Given exercise: Go through the data below. List every line that holds the word "color".

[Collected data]
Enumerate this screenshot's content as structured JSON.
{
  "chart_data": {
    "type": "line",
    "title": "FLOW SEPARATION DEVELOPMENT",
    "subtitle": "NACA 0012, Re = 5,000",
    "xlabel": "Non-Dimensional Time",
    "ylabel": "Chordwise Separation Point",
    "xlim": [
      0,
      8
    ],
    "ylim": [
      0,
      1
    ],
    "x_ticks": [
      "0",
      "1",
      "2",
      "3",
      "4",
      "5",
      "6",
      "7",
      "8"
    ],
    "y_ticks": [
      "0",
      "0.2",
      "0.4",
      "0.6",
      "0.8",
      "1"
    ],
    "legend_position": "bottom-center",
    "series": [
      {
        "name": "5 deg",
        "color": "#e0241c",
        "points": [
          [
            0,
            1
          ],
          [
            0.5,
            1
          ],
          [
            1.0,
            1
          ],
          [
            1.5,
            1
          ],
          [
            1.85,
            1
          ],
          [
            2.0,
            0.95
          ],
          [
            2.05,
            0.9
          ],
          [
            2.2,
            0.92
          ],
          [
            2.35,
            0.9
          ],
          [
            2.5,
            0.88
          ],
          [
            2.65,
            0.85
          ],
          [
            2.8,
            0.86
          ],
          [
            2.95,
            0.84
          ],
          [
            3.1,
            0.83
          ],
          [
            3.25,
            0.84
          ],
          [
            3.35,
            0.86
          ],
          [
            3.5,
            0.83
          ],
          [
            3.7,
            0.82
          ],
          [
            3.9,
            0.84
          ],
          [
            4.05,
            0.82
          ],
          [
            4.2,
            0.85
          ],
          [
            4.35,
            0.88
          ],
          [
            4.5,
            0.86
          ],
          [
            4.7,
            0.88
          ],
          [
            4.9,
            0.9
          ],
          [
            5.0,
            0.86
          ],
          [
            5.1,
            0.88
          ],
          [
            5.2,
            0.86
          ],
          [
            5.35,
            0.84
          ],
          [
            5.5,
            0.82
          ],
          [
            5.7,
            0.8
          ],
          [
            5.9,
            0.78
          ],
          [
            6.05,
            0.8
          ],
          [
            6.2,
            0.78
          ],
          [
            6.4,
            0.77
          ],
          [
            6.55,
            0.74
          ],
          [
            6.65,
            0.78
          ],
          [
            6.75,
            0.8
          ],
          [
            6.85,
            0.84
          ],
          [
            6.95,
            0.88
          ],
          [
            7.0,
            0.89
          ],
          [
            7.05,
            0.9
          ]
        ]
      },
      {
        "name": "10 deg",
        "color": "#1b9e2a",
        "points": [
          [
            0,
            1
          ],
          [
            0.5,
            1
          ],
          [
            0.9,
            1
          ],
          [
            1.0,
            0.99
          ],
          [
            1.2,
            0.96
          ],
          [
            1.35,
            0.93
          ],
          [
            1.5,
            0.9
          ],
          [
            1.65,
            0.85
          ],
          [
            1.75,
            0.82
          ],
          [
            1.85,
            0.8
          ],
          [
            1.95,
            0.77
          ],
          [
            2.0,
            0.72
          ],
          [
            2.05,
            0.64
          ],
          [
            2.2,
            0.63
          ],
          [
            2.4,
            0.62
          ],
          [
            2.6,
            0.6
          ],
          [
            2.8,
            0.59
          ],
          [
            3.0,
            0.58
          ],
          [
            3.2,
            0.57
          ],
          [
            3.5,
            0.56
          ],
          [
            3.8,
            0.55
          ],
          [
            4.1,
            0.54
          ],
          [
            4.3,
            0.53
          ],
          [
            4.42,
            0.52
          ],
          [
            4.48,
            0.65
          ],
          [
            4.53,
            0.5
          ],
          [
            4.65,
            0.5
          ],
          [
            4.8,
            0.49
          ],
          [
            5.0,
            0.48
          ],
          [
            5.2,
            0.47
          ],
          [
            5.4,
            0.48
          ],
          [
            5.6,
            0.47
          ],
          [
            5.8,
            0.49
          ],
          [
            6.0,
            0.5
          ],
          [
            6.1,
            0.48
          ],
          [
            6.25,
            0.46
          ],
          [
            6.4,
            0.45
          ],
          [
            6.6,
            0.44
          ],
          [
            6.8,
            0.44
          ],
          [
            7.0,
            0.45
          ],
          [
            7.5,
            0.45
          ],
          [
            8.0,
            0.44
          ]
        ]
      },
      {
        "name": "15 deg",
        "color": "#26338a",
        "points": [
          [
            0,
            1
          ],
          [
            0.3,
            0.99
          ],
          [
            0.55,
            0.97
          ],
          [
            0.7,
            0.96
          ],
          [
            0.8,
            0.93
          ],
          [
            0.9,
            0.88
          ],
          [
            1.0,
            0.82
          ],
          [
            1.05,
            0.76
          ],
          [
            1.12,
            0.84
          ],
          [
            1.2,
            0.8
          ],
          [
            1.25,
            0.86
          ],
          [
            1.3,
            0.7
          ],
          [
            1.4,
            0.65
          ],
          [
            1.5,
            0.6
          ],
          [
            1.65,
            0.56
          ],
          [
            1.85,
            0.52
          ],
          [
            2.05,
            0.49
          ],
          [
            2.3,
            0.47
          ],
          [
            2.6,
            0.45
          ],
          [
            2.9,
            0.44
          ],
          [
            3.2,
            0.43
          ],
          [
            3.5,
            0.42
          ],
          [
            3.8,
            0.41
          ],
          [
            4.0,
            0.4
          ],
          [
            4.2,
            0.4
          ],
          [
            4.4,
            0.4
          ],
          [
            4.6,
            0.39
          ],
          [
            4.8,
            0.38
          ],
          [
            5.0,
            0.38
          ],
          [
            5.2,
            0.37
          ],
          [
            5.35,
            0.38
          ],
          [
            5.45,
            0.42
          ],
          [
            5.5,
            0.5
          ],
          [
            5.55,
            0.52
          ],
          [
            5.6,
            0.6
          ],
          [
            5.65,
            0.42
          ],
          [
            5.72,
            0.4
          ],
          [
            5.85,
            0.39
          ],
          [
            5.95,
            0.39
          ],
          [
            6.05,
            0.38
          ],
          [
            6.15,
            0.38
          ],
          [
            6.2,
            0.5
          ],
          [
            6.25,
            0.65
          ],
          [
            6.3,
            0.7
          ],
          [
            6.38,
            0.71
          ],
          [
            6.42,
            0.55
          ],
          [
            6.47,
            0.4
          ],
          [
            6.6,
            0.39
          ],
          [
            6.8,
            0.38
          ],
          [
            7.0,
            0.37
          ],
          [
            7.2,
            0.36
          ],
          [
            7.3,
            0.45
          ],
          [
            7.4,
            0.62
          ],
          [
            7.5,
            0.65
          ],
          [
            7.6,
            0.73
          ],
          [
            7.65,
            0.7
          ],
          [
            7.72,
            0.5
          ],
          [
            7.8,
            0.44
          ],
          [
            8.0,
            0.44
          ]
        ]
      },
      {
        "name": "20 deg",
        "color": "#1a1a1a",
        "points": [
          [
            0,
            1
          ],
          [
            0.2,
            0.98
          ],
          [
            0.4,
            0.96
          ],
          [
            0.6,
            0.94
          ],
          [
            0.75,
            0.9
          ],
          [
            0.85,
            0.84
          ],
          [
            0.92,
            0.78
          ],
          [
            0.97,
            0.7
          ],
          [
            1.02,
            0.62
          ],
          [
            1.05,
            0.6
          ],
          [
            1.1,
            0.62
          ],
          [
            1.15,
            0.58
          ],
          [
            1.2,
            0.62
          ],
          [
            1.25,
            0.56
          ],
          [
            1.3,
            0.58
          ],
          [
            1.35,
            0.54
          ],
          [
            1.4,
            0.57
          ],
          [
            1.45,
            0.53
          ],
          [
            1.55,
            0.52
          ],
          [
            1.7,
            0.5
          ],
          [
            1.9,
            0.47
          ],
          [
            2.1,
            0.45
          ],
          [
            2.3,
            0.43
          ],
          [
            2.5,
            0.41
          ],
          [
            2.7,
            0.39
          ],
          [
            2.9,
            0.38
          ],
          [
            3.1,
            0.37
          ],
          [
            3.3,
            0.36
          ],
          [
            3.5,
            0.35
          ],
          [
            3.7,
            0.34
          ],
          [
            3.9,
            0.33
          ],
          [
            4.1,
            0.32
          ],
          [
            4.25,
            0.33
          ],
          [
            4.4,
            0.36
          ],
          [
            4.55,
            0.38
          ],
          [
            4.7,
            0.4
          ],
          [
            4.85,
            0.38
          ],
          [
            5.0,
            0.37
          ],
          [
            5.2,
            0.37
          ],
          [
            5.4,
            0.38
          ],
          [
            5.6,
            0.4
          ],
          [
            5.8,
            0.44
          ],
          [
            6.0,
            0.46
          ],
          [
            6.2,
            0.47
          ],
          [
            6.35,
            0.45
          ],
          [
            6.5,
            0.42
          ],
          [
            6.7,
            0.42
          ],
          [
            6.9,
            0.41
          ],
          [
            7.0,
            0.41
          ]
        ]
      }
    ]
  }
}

Solution below:
        "color": "#e0241c",
        "color": "#1b9e2a",
        "color": "#26338a",
        "color": "#1a1a1a",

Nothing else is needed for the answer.